Saved entries
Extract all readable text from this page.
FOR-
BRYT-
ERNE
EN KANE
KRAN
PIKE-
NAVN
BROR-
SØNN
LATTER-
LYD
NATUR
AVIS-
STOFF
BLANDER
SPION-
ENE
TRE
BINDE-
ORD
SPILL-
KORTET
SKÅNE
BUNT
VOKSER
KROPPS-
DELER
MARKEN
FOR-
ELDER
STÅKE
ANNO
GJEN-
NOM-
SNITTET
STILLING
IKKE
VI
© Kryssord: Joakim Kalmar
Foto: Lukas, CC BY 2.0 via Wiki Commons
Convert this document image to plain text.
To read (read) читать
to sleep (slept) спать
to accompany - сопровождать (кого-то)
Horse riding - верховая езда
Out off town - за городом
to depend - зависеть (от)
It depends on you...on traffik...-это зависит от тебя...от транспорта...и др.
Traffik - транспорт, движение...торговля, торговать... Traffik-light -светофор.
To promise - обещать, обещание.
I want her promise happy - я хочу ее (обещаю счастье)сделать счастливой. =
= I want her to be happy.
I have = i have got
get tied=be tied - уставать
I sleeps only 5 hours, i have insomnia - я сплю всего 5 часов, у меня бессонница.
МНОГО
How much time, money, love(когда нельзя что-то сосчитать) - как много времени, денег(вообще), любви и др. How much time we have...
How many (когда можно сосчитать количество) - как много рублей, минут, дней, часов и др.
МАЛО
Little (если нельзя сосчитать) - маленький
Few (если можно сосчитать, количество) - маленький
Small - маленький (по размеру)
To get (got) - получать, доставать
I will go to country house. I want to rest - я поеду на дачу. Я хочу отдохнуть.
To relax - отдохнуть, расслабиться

• DIRECTION: Please retype, exactly as written, every line from the line containing "Convert this document image to plain text." through the last line of the records above, including both of those lines, and nothing else.

• ANSWER TO THIS EXERCISE:
Convert this document image to plain text.
To read (read) читать
to sleep (slept) спать
to accompany - сопровождать (кого-то)
Horse riding - верховая езда
Out off town - за городом
to depend - зависеть (от)
It depends on you...on traffik...-это зависит от тебя...от транспорта...и др.
Traffik - транспорт, движение...торговля, торговать... Traffik-light -светофор.
To promise - обещать, обещание.
I want her promise happy - я хочу ее (обещаю счастье)сделать счастливой. =
= I want her to be happy.
I have = i have got
get tied=be tied - уставать
I sleeps only 5 hours, i have insomnia - я сплю всего 5 часов, у меня бессонница.
МНОГО
How much time, money, love(когда нельзя что-то сосчитать) - как много времени, денег(вообще), любви и др. How much time we have...
How many (когда можно сосчитать количество) - как много рублей, минут, дней, часов и др.
МАЛО
Little (если нельзя сосчитать) - маленький
Few (если можно сосчитать, количество) - маленький
Small - маленький (по размеру)
To get (got) - получать, доставать
I will go to country house. I want to rest - я поеду на дачу. Я хочу отдохнуть.
To relax - отдохнуть, расслабиться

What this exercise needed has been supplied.